## WRITTEN TASK
Provide an exact transcription of all the records.

## DATA SUPPLIED
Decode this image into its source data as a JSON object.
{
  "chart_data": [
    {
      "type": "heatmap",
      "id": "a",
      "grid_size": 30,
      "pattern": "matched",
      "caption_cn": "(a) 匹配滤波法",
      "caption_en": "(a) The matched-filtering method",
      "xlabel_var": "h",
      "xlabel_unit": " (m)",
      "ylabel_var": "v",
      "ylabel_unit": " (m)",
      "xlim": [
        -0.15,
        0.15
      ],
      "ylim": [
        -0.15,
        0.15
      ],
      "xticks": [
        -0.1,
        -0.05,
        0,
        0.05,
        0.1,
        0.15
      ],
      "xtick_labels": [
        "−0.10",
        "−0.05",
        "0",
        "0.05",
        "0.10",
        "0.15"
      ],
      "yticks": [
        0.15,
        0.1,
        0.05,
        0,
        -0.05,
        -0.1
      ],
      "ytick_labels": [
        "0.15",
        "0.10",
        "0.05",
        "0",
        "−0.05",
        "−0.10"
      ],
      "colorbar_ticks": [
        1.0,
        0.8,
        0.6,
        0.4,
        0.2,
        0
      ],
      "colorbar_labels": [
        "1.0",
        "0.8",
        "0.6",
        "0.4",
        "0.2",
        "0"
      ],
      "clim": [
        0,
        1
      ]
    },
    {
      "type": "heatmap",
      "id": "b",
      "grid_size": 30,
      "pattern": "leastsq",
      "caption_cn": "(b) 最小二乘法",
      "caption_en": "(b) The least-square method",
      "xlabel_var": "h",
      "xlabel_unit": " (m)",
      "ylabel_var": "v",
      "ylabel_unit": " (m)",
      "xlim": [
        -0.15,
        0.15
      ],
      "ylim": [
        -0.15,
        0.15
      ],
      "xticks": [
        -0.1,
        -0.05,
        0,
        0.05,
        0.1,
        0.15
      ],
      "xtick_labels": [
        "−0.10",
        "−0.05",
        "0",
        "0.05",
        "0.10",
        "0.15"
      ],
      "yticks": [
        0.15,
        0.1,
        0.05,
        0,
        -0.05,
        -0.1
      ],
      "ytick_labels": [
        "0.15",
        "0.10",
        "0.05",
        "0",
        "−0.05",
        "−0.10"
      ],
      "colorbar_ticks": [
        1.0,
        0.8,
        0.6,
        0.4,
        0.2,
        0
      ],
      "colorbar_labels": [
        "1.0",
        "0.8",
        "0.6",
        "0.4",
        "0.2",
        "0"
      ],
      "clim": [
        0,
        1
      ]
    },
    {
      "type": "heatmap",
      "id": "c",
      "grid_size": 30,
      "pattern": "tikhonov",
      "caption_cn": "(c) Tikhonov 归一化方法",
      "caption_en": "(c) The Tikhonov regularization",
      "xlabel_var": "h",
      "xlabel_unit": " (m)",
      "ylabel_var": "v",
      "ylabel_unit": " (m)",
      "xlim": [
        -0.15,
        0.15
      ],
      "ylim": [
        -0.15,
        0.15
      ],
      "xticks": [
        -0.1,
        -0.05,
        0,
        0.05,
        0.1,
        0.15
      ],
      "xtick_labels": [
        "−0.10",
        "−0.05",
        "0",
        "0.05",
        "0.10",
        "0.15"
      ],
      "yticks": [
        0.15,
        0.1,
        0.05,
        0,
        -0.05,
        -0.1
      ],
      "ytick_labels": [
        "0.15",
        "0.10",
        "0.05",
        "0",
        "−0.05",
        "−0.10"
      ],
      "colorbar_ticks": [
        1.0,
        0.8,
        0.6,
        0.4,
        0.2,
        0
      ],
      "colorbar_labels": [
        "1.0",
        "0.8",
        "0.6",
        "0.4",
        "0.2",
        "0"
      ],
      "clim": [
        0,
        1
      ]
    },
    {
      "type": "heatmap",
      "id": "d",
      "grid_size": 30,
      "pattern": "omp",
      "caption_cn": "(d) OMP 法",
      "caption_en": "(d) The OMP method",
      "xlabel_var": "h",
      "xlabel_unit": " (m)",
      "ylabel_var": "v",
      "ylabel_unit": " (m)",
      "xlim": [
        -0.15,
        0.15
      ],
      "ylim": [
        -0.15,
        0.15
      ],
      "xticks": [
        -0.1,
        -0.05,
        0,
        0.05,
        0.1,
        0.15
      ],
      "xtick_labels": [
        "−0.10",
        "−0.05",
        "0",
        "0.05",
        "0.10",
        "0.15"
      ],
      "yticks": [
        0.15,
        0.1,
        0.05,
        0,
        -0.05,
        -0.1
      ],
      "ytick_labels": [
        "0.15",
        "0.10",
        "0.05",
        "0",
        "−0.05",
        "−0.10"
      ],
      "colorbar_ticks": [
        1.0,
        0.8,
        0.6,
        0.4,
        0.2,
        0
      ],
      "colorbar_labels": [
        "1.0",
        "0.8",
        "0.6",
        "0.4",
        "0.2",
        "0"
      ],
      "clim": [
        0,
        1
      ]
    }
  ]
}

## OUTPUT FOR THIS EXERCISE
Decode this image into its source data as a JSON object.
{
  "chart_data": [
    {
      "type": "heatmap",
      "id": "a",
      "grid_size": 30,
      "pattern": "matched",
      "caption_cn": "(a) 匹配滤波法",
      "caption_en": "(a) The matched-filtering method",
      "xlabel_var": "h",
      "xlabel_unit": " (m)",
      "ylabel_var": "v",
      "ylabel_unit": " (m)",
      "xlim": [
        -0.15,
        0.15
      ],
      "ylim": [
        -0.15,
        0.15
      ],
      "xticks": [
        -0.1,
        -0.05,
        0,
        0.05,
        0.1,
        0.15
      ],
      "xtick_labels": [
        "−0.10",
        "−0.05",
        "0",
        "0.05",
        "0.10",
        "0.15"
      ],
      "yticks": [
        0.15,
        0.1,
        0.05,
        0,
        -0.05,
        -0.1
      ],
      "ytick_labels": [
        "0.15",
        "0.10",
        "0.05",
        "0",
        "−0.05",
        "−0.10"
      ],
      "colorbar_ticks": [
        1.0,
        0.8,
        0.6,
        0.4,
        0.2,
        0
      ],
      "colorbar_labels": [
        "1.0",
        "0.8",
        "0.6",
        "0.4",
        "0.2",
        "0"
      ],
      "clim": [
        0,
        1
      ]
    },
    {
      "type": "heatmap",
      "id": "b",
      "grid_size": 30,
      "pattern": "leastsq",
      "caption_cn": "(b) 最小二乘法",
      "caption_en": "(b) The least-square method",
      "xlabel_var": "h",
      "xlabel_unit": " (m)",
      "ylabel_var": "v",
      "ylabel_unit": " (m)",
      "xlim": [
        -0.15,
        0.15
      ],
      "ylim": [
        -0.15,
        0.15
      ],
      "xticks": [
        -0.1,
        -0.05,
        0,
        0.05,
        0.1,
        0.15
      ],
      "xtick_labels": [
        "−0.10",
        "−0.05",
        "0",
        "0.05",
        "0.10",
        "0.15"
      ],
      "yticks": [
        0.15,
        0.1,
        0.05,
        0,
        -0.05,
        -0.1
      ],
      "ytick_labels": [
        "0.15",
        "0.10",
        "0.05",
        "0",
        "−0.05",
        "−0.10"
      ],
      "colorbar_ticks": [
        1.0,
        0.8,
        0.6,
        0.4,
        0.2,
        0
      ],
      "colorbar_labels": [
        "1.0",
        "0.8",
        "0.6",
        "0.4",
        "0.2",
        "0"
      ],
      "clim": [
        0,
        1
      ]
    },
    {
      "type": "heatmap",
      "id": "c",
      "grid_size": 30,
      "pattern": "tikhonov",
      "caption_cn": "(c) Tikhonov 归一化方法",
      "caption_en": "(c) The Tikhonov regularization",
      "xlabel_var": "h",
      "xlabel_unit": " (m)",
      "ylabel_var": "v",
      "ylabel_unit": " (m)",
      "xlim": [
        -0.15,
        0.15
      ],
      "ylim": [
        -0.15,
        0.15
      ],
      "xticks": [
        -0.1,
        -0.05,
        0,
        0.05,
        0.1,
        0.15
      ],
      "xtick_labels": [
        "−0.10",
        "−0.05",
        "0",
        "0.05",
        "0.10",
        "0.15"
      ],
      "yticks": [
        0.15,
        0.1,
        0.05,
        0,
        -0.05,
        -0.1
      ],
      "ytick_labels": [
        "0.15",
        "0.10",
        "0.05",
        "0",
        "−0.05",
        "−0.10"
      ],
      "colorbar_ticks": [
        1.0,
        0.8,
        0.6,
        0.4,
        0.2,
        0
      ],
      "colorbar_labels": [
        "1.0",
        "0.8",
        "0.6",
        "0.4",
        "0.2",
        "0"
      ],
      "clim": [
        0,
        1
      ]
    },
    {
      "type": "heatmap",
      "id": "d",
      "grid_size": 30,
      "pattern": "omp",
      "caption_cn": "(d) OMP 法",
      "caption_en": "(d) The OMP method",
      "xlabel_var": "h",
      "xlabel_unit": " (m)",
      "ylabel_var": "v",
      "ylabel_unit": " (m)",
      "xlim": [
        -0.15,
        0.15
      ],
      "ylim": [
        -0.15,
        0.15
      ],
      "xticks": [
        -0.1,
        -0.05,
        0,
        0.05,
        0.1,
        0.15
      ],
      "xtick_labels": [
        "−0.10",
        "−0.05",
        "0",
        "0.05",
        "0.10",
        "0.15"
      ],
      "yticks": [
        0.15,
        0.1,
        0.05,
        0,
        -0.05,
        -0.1
      ],
      "ytick_labels": [
        "0.15",
        "0.10",
        "0.05",
        "0",
        "−0.05",
        "−0.10"
      ],
      "colorbar_ticks": [
        1.0,
        0.8,
        0.6,
        0.4,
        0.2,
        0
      ],
      "colorbar_labels": [
        "1.0",
        "0.8",
        "0.6",
        "0.4",
        "0.2",
        "0"
      ],
      "clim": [
        0,
        1
      ]
    }
  ]
}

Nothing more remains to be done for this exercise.